Your instructions: Copy out each line featuring the string "prosa" from the entries beneath.

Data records
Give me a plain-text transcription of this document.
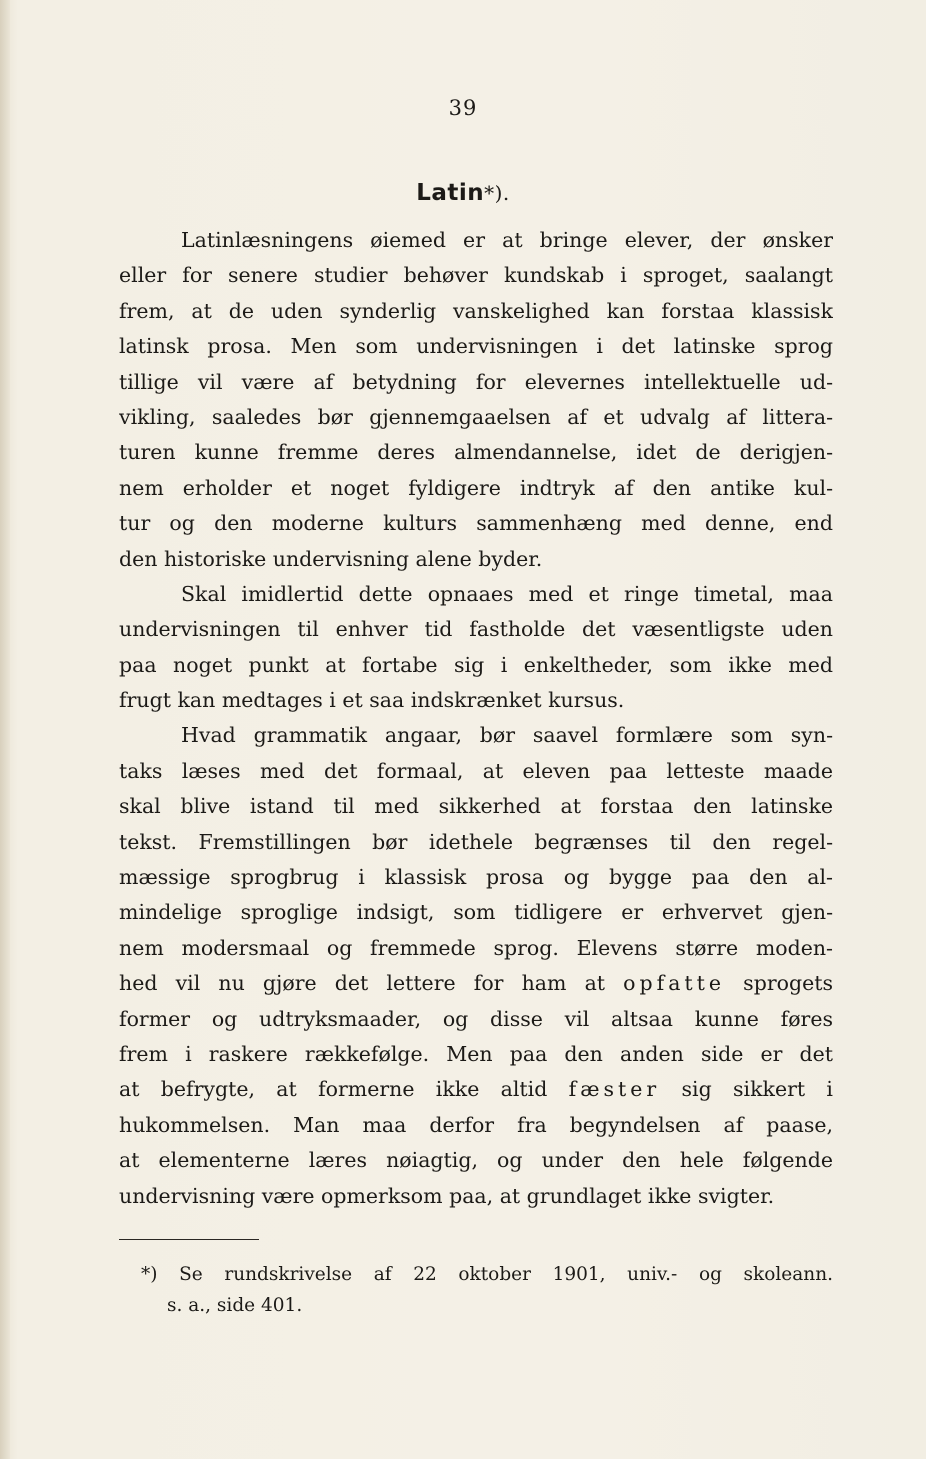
39
Latin*).
Latinlæsningens øiemed er at bringe elever, der ønsker
eller for senere studier behøver kundskab i sproget, saalangt
frem, at de uden synderlig vanskelighed kan forstaa klassisk
latinsk prosa. Men som undervisningen i det latinske sprog
tillige vil være af betydning for elevernes intellektuelle ud-
vikling, saaledes bør gjennemgaaelsen af et udvalg af littera-
turen kunne fremme deres almendannelse, idet de derigjen-
nem erholder et noget fyldigere indtryk af den antike kul-
tur og den moderne kulturs sammenhæng med denne, end
den historiske undervisning alene byder.
Skal imidlertid dette opnaaes med et ringe timetal, maa
undervisningen til enhver tid fastholde det væsentligste uden
paa noget punkt at fortabe sig i enkeltheder, som ikke med
frugt kan medtages i et saa indskrænket kursus.
Hvad grammatik angaar, bør saavel formlære som syn-
taks læses med det formaal, at eleven paa letteste maade
skal blive istand til med sikkerhed at forstaa den latinske
tekst. Fremstillingen bør idethele begrænses til den regel-
mæssige sprogbrug i klassisk prosa og bygge paa den al-
mindelige sproglige indsigt, som tidligere er erhvervet gjen-
nem modersmaal og fremmede sprog. Elevens større moden-
hed vil nu gjøre det lettere for ham at opfatte sprogets
former og udtryksmaader, og disse vil altsaa kunne føres
frem i raskere rækkefølge. Men paa den anden side er det
at befrygte, at formerne ikke altid fæster sig sikkert i
hukommelsen. Man maa derfor fra begyndelsen af paase,
at elementerne læres nøiagtig, og under den hele følgende
undervisning være opmerksom paa, at grundlaget ikke svigter.
*) Se rundskrivelse af 22 oktober 1901, univ.- og skoleann.
s. a., side 401.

Written solution:
latinsk prosa. Men som undervisningen i det latinske sprog
mæssige sprogbrug i klassisk prosa og bygge paa den al-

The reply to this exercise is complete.